## Set problem
Could you copy the lines below word for word, from the line with "What elements are" to the line with "- options-instruction: Pick", both included?

--- begin Given records ---

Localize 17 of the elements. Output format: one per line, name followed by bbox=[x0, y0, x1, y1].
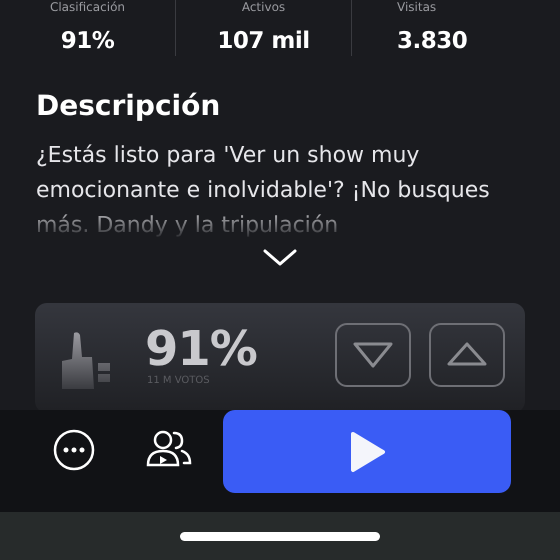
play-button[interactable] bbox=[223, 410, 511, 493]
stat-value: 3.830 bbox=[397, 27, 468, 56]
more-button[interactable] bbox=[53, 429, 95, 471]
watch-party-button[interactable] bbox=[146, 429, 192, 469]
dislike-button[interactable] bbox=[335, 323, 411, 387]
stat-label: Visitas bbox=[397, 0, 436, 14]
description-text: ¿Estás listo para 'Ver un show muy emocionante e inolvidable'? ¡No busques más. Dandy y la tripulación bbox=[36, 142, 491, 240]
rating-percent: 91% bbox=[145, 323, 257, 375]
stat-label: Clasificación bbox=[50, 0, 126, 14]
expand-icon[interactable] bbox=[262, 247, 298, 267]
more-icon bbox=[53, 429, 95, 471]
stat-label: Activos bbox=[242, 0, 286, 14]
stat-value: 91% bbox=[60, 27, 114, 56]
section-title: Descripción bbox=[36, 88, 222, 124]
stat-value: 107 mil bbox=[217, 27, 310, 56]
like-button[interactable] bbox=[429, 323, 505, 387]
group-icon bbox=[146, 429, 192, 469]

--- end Given records ---
--- begin Given records ---

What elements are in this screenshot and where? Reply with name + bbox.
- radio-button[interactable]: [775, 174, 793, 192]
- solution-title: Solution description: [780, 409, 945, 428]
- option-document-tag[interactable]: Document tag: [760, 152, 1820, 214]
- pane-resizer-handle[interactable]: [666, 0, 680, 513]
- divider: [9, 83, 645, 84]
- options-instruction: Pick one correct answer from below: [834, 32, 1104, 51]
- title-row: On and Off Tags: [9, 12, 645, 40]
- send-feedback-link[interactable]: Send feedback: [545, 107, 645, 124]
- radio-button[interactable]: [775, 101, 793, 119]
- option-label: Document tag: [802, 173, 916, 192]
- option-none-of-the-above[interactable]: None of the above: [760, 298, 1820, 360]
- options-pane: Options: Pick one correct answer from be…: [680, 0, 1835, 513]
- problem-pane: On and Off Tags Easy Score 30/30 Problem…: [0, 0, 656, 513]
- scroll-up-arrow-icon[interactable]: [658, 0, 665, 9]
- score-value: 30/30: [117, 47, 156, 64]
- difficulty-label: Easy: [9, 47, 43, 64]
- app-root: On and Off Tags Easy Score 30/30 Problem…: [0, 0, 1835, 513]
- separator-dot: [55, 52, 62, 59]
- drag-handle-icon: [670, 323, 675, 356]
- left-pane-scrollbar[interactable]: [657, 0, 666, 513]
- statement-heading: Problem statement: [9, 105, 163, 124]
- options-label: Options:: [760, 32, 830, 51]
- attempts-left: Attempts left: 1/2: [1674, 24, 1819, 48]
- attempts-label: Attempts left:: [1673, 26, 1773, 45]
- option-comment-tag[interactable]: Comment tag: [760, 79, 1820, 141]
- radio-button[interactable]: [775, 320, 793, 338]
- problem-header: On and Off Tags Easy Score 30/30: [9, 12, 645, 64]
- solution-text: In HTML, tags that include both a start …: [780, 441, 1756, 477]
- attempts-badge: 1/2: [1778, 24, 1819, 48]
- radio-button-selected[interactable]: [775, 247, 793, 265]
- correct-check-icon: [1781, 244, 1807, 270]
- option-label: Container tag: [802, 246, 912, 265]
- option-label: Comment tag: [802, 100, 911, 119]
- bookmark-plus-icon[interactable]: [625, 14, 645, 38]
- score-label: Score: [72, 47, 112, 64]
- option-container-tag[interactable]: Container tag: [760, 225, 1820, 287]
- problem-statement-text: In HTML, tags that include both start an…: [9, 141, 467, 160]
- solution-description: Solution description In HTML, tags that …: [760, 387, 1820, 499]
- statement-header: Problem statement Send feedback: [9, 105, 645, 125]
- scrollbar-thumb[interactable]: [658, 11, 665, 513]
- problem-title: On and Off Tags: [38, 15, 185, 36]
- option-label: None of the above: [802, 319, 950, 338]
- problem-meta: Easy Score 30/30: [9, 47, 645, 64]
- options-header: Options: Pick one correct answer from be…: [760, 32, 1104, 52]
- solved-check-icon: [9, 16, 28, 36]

--- end Given records ---

## Result for this exercise
What elements are in this screenshot and where? Reply with name + bbox.
- radio-button[interactable]: [775, 174, 793, 192]
- solution-title: Solution description: [780, 409, 945, 428]
- option-document-tag[interactable]: Document tag: [760, 152, 1820, 214]
- pane-resizer-handle[interactable]: [666, 0, 680, 513]
- divider: [9, 83, 645, 84]
- options-instruction: Pick one correct answer from below: [834, 32, 1104, 51]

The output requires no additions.